_Instruction_:
In the following material, identify every line holding the string "border" and return it.

(Data items)
::::

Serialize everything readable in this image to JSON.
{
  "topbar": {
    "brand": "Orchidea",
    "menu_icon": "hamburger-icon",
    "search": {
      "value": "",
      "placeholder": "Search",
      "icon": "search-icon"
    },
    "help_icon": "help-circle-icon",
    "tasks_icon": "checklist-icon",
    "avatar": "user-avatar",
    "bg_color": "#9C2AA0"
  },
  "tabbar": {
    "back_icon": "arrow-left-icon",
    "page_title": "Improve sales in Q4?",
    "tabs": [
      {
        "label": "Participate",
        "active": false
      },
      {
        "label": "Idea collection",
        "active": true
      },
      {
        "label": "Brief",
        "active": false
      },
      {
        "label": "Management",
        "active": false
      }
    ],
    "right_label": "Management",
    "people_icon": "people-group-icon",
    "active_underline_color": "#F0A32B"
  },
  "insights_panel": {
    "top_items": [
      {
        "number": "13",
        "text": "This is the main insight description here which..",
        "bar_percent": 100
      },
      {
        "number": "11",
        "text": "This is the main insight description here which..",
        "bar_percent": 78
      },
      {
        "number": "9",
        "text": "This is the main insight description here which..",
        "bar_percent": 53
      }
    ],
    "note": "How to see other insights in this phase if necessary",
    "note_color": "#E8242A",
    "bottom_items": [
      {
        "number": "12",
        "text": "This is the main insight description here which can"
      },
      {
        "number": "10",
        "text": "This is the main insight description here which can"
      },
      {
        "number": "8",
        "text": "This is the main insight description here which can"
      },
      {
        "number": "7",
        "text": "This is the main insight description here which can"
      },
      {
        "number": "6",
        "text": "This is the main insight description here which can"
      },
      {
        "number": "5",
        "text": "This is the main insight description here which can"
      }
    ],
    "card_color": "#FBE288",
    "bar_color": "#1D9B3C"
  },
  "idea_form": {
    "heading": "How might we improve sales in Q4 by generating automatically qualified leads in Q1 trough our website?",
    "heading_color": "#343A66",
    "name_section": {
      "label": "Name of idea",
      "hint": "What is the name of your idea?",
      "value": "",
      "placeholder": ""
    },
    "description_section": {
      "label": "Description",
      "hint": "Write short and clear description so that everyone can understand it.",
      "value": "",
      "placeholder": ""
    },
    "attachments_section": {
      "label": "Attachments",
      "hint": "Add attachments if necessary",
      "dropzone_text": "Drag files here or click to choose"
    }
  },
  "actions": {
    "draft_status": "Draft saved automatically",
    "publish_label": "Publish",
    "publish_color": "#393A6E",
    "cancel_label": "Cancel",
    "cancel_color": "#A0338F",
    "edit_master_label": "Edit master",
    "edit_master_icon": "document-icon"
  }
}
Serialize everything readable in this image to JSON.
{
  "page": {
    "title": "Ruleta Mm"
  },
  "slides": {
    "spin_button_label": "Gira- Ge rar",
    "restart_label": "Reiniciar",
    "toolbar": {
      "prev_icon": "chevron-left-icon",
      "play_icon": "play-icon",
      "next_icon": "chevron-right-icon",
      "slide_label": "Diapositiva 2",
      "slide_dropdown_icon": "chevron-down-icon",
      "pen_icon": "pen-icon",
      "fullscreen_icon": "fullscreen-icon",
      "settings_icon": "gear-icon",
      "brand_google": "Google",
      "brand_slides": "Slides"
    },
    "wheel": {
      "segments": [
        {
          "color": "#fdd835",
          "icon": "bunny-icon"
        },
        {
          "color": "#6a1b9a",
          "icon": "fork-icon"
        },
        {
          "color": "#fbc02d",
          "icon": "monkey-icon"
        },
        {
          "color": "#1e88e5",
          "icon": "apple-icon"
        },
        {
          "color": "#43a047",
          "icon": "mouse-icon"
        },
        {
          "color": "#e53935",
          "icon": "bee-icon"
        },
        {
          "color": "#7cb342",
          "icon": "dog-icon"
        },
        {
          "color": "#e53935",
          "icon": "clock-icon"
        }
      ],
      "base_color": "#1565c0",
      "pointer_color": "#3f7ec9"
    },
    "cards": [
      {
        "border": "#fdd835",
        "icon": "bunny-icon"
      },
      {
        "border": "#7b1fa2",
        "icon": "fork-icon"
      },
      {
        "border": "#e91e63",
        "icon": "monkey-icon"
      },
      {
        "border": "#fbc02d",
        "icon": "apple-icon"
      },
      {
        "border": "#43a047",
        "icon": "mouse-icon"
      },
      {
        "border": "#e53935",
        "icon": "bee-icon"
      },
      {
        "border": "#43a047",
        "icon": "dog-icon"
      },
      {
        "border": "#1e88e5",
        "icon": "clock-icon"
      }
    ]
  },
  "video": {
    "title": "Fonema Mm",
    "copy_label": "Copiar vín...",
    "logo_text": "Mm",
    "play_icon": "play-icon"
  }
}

::::

_Expected answer_:
        "border": "#fdd835",
        "border": "#7b1fa2",
        "border": "#e91e63",
        "border": "#fbc02d",
        "border": "#43a047",
        "border": "#e53935",
        "border": "#43a047",
        "border": "#1e88e5",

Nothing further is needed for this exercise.